_Given request_
Render the material again word for word, skipping the pictures in it.

══ Data excerpts

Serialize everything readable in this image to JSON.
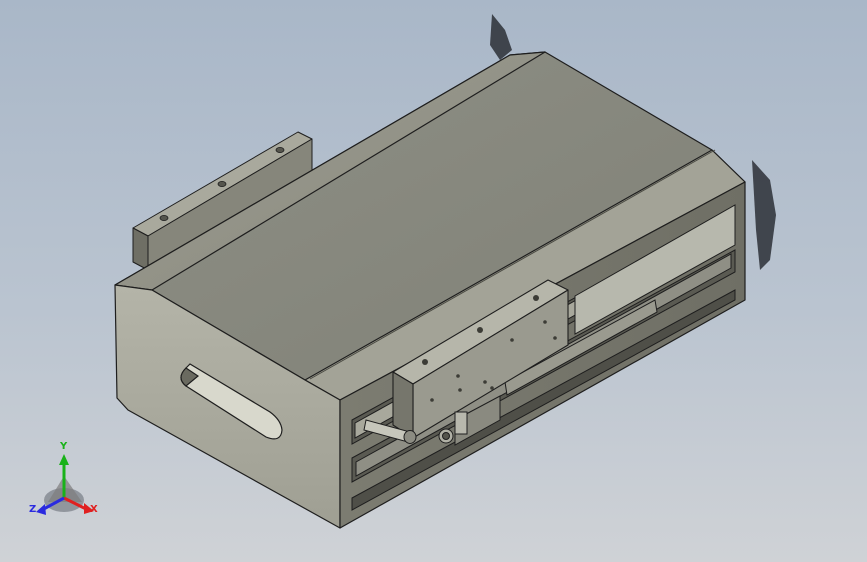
{
  "viewport": {
    "background_top": "#a9b7c8",
    "background_bottom": "#cfd2d6"
  },
  "model": {
    "face_light": "#aaaa9e",
    "face_mid": "#8d8e84",
    "face_dark": "#7b7b70",
    "edge": "#1e1e1e"
  },
  "triad": {
    "x_label": "X",
    "y_label": "Y",
    "z_label": "Z",
    "x_color": "#e02020",
    "y_color": "#19b219",
    "z_color": "#2a2ae0",
    "icon": "axis-triad-icon"
  }
}
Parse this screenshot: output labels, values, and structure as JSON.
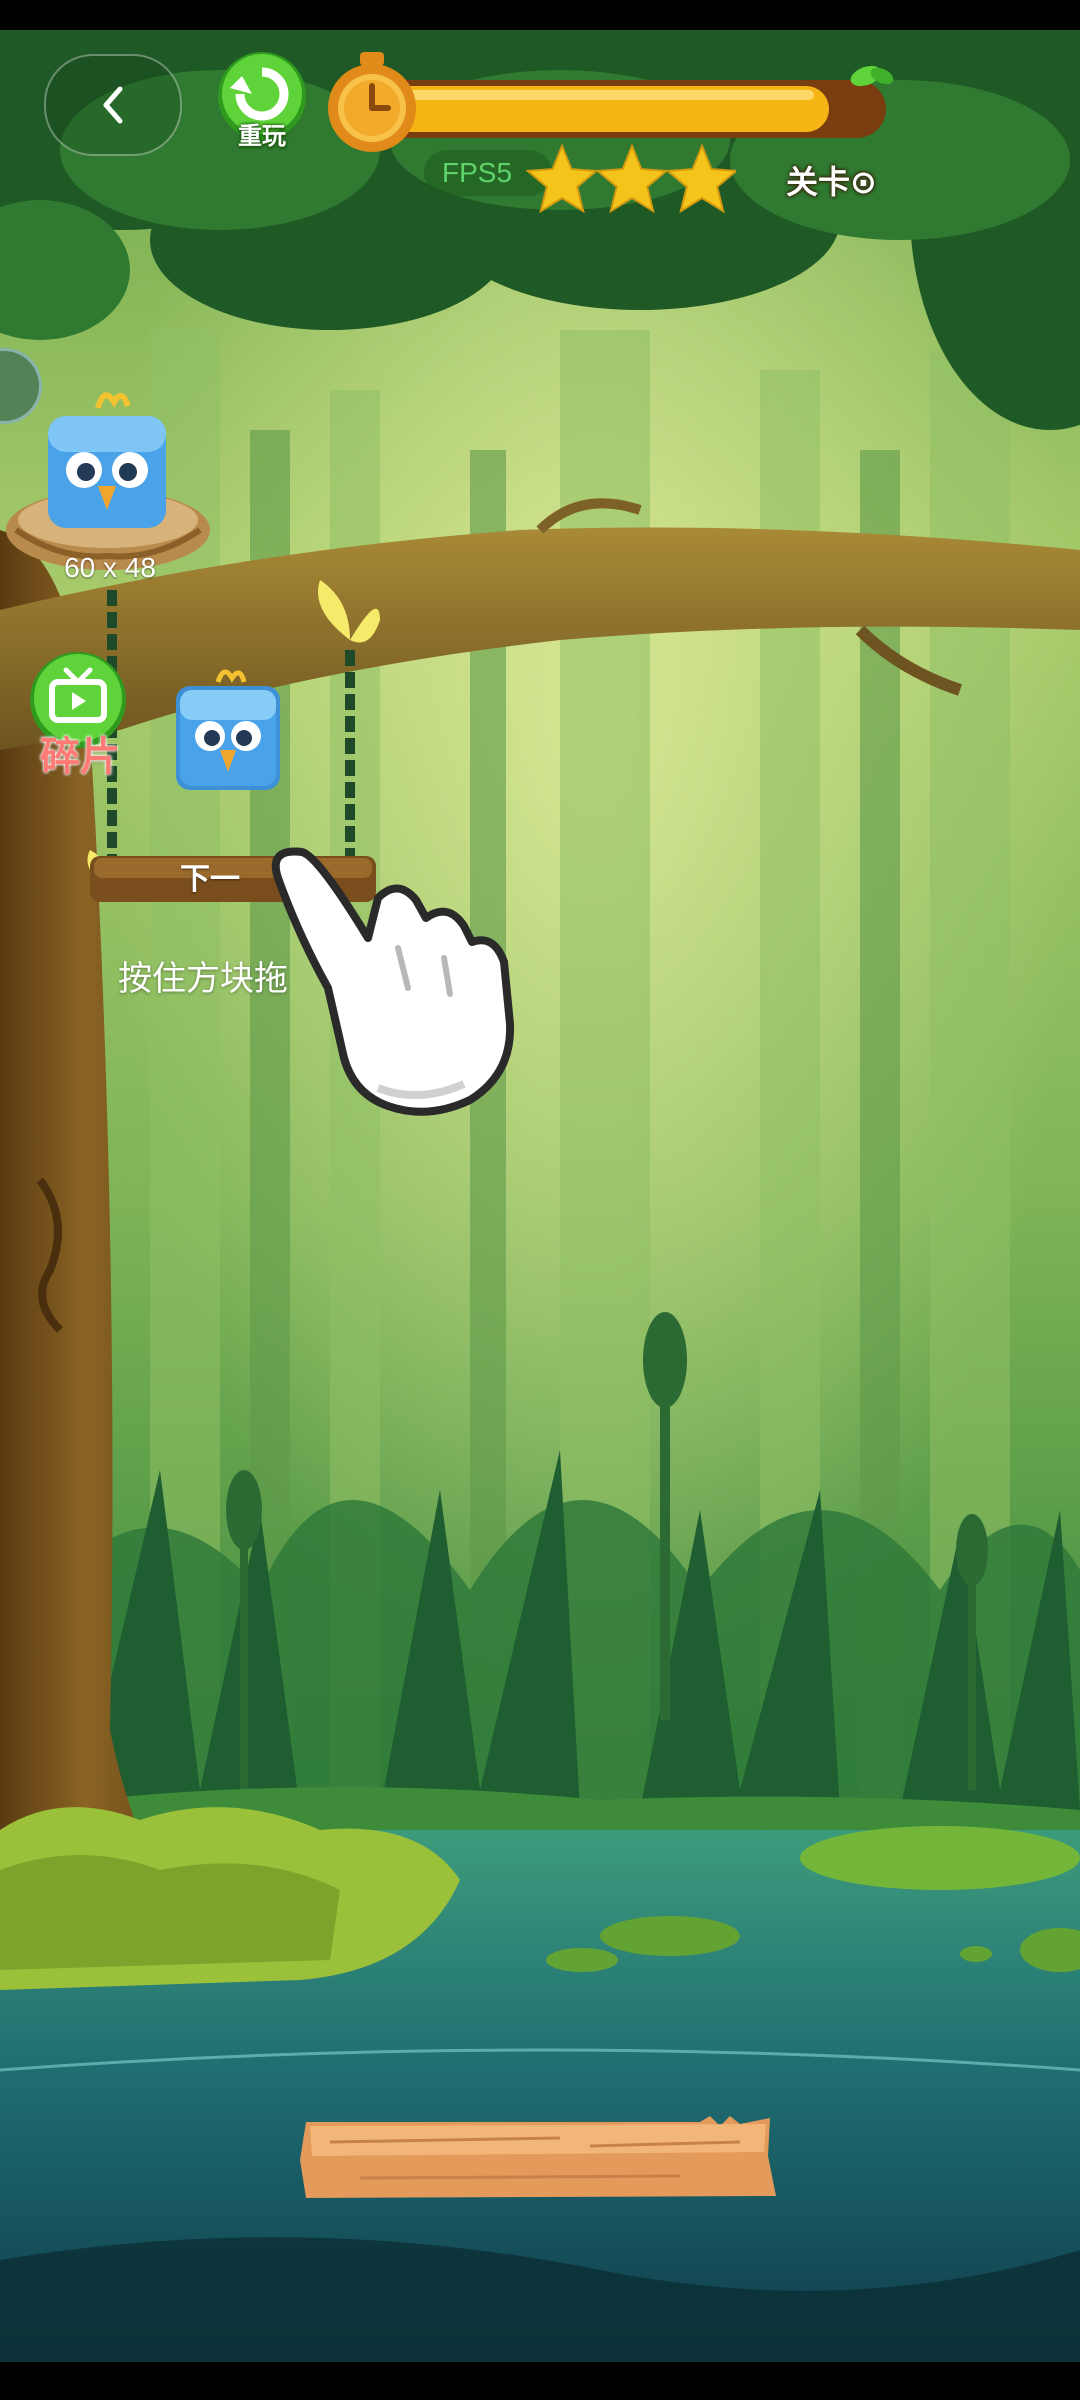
{
  "hud": {
    "replay_label": "重玩",
    "fps_label": "FPS5",
    "level_label": "关卡⊙",
    "timer_progress": 0.9,
    "stars_earned": 3
  },
  "nest": {
    "dims_label": "60 x 48"
  },
  "fragment_button": {
    "label": "碎片"
  },
  "next_block": {
    "label": "下一"
  },
  "tutorial": {
    "hint_text": "按住方块拖"
  },
  "colors": {
    "forest_dark": "#1f5a26",
    "forest_light": "#b9d87a",
    "timer_fill": "#f7b515",
    "star": "#f5c41a",
    "bird_blue": "#4aa3e8",
    "water": "#1f6e72",
    "plank": "#f2b679"
  }
}
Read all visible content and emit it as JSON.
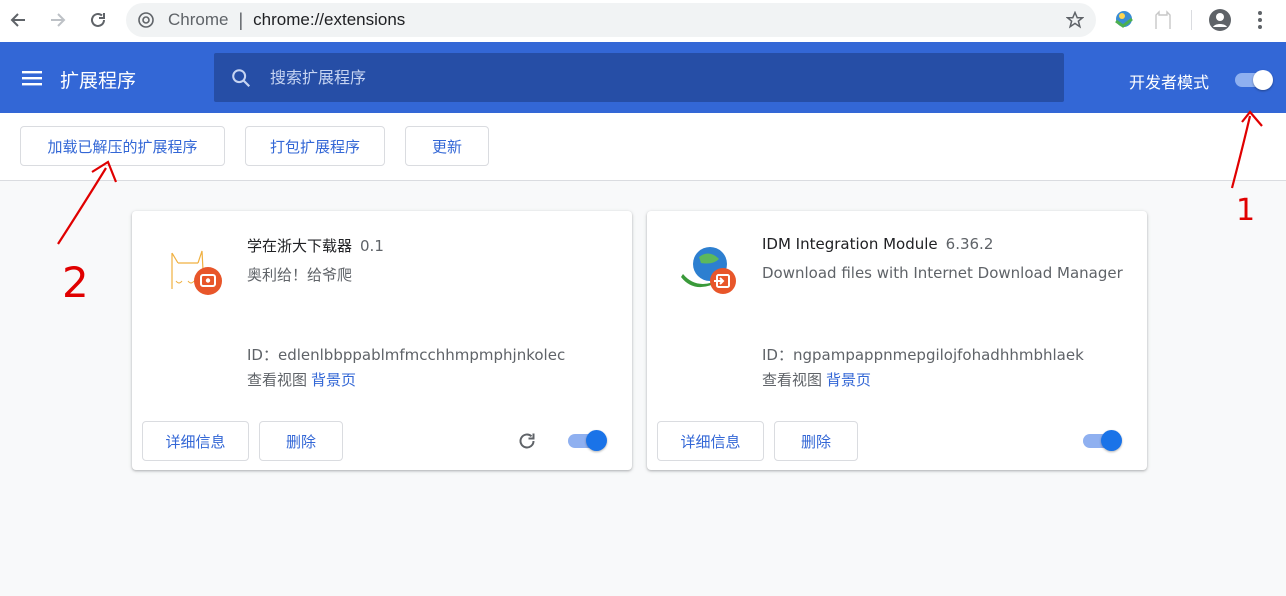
{
  "browser": {
    "omnibox_site": "Chrome",
    "omnibox_sep": "|",
    "omnibox_url": "chrome://extensions"
  },
  "header": {
    "title": "扩展程序",
    "search_placeholder": "搜索扩展程序",
    "dev_mode_label": "开发者模式",
    "dev_mode_on": true
  },
  "actions": {
    "load_unpacked": "加载已解压的扩展程序",
    "pack": "打包扩展程序",
    "update": "更新"
  },
  "extensions": [
    {
      "name": "学在浙大下载器",
      "version": "0.1",
      "description": "奥利给！给爷爬",
      "id_line": "ID：edlenlbbppablmfmcchhmpmphjnkolec",
      "views_label": "查看视图",
      "views_link": "背景页",
      "details_label": "详细信息",
      "remove_label": "删除",
      "enabled": true
    },
    {
      "name": "IDM Integration Module",
      "version": "6.36.2",
      "description": "Download files with Internet Download Manager",
      "id_line": "ID：ngpampappnmepgilojfohadhhmbhlaek",
      "views_label": "查看视图",
      "views_link": "背景页",
      "details_label": "详细信息",
      "remove_label": "删除",
      "enabled": true
    }
  ],
  "annotations": {
    "mark_1": "1",
    "mark_2": "2"
  },
  "colors": {
    "header_blue": "#3367d6",
    "search_blue": "#264ea6",
    "toggle_blue": "#1a73e8",
    "annotation_red": "#e00000"
  }
}
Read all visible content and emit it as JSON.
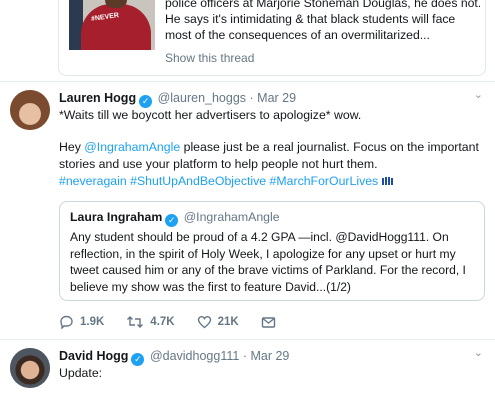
{
  "top_quote": {
    "text": "police officers at Marjorie Stoneman Douglas, he does not. He says it's intimidating & that black students will face most of the consequences of an overmilitarized...",
    "show_thread": "Show this thread",
    "shirt_text": "#NEVER"
  },
  "tweet_lauren": {
    "name": "Lauren Hogg",
    "handle": "@lauren_hoggs",
    "date": "Mar 29",
    "line1": "*Waits till we boycott her advertisers to apologize* wow.",
    "hey": "Hey",
    "mention": "@IngrahamAngle",
    "line2_rest": " please just be a real journalist. Focus on the important stories and use your platform to help people not hurt them.",
    "hashtags": "#neveragain #ShutUpAndBeObjective #MarchForOurLives",
    "quote": {
      "name": "Laura Ingraham",
      "handle": "@IngrahamAngle",
      "text": "Any student should be proud of a 4.2 GPA —incl. @DavidHogg111.  On reflection, in the spirit of Holy Week, I apologize for any upset or hurt my tweet caused him or any of the brave victims of Parkland. For the record, I believe my show was the first to feature David...(1/2)"
    },
    "actions": {
      "replies": "1.9K",
      "retweets": "4.7K",
      "likes": "21K"
    }
  },
  "tweet_david": {
    "name": "David Hogg",
    "handle": "@davidhogg111",
    "date": "Mar 29",
    "text": "Update:"
  },
  "colors": {
    "accent": "#1da1f2",
    "muted": "#657786",
    "border": "#e6ecf0"
  }
}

════

_Full solution_
Serialize everything readable in this image to JSON.
{
  "viewport": {
    "background_top": "#a9b7c8",
    "background_bottom": "#cfd2d6"
  },
  "model": {
    "face_light": "#aaaa9e",
    "face_mid": "#8d8e84",
    "face_dark": "#7b7b70",
    "edge": "#1e1e1e"
  },
  "triad": {
    "x_label": "X",
    "y_label": "Y",
    "z_label": "Z",
    "x_color": "#e02020",
    "y_color": "#19b219",
    "z_color": "#2a2ae0",
    "icon": "axis-triad-icon"
  }
}
Parse this screenshot: output labels, values, and structure as JSON.
{
  "hud": {
    "replay_label": "重玩",
    "fps_label": "FPS5",
    "level_label": "关卡⊙",
    "timer_progress": 0.9,
    "stars_earned": 3
  },
  "nest": {
    "dims_label": "60 x 48"
  },
  "fragment_button": {
    "label": "碎片"
  },
  "next_block": {
    "label": "下一"
  },
  "tutorial": {
    "hint_text": "按住方块拖"
  },
  "colors": {
    "forest_dark": "#1f5a26",
    "forest_light": "#b9d87a",
    "timer_fill": "#f7b515",
    "star": "#f5c41a",
    "bird_blue": "#4aa3e8",
    "water": "#1f6e72",
    "plank": "#f2b679"
  }
}
Read all visible content and emit it as JSON.
{
  "browser": {
    "omnibox_site": "Chrome",
    "omnibox_sep": "|",
    "omnibox_url": "chrome://extensions"
  },
  "header": {
    "title": "扩展程序",
    "search_placeholder": "搜索扩展程序",
    "dev_mode_label": "开发者模式",
    "dev_mode_on": true
  },
  "actions": {
    "load_unpacked": "加载已解压的扩展程序",
    "pack": "打包扩展程序",
    "update": "更新"
  },
  "extensions": [
    {
      "name": "学在浙大下载器",
      "version": "0.1",
      "description": "奥利给！给爷爬",
      "id_line": "ID：edlenlbbppablmfmcchhmpmphjnkolec",
      "views_label": "查看视图",
      "views_link": "背景页",
      "details_label": "详细信息",
      "remove_label": "删除",
      "enabled": true
    },
    {
      "name": "IDM Integration Module",
      "version": "6.36.2",
      "description": "Download files with Internet Download Manager",
      "id_line": "ID：ngpampappnmepgilojfohadhhmbhlaek",
      "views_label": "查看视图",
      "views_link": "背景页",
      "details_label": "详细信息",
      "remove_label": "删除",
      "enabled": true
    }
  ],
  "annotations": {
    "mark_1": "1",
    "mark_2": "2"
  },
  "colors": {
    "header_blue": "#3367d6",
    "search_blue": "#264ea6",
    "toggle_blue": "#1a73e8",
    "annotation_red": "#e00000"
  }
}
Read all visible content and emit it as JSON.
{
  "top_quote": {
    "text": "police officers at Marjorie Stoneman Douglas, he does not. He says it's intimidating & that black students will face most of the consequences of an overmilitarized...",
    "show_thread": "Show this thread",
    "shirt_text": "#NEVER"
  },
  "tweet_lauren": {
    "name": "Lauren Hogg",
    "handle": "@lauren_hoggs",
    "date": "Mar 29",
    "line1": "*Waits till we boycott her advertisers to apologize* wow.",
    "hey": "Hey",
    "mention": "@IngrahamAngle",
    "line2_rest": " please just be a real journalist. Focus on the important stories and use your platform to help people not hurt them.",
    "hashtags": "#neveragain #ShutUpAndBeObjective #MarchForOurLives",
    "quote": {
      "name": "Laura Ingraham",
      "handle": "@IngrahamAngle",
      "text": "Any student should be proud of a 4.2 GPA —incl. @DavidHogg111.  On reflection, in the spirit of Holy Week, I apologize for any upset or hurt my tweet caused him or any of the brave victims of Parkland. For the record, I believe my show was the first to feature David...(1/2)"
    },
    "actions": {
      "replies": "1.9K",
      "retweets": "4.7K",
      "likes": "21K"
    }
  },
  "tweet_david": {
    "name": "David Hogg",
    "handle": "@davidhogg111",
    "date": "Mar 29",
    "text": "Update:"
  },
  "colors": {
    "accent": "#1da1f2",
    "muted": "#657786",
    "border": "#e6ecf0"
  }
}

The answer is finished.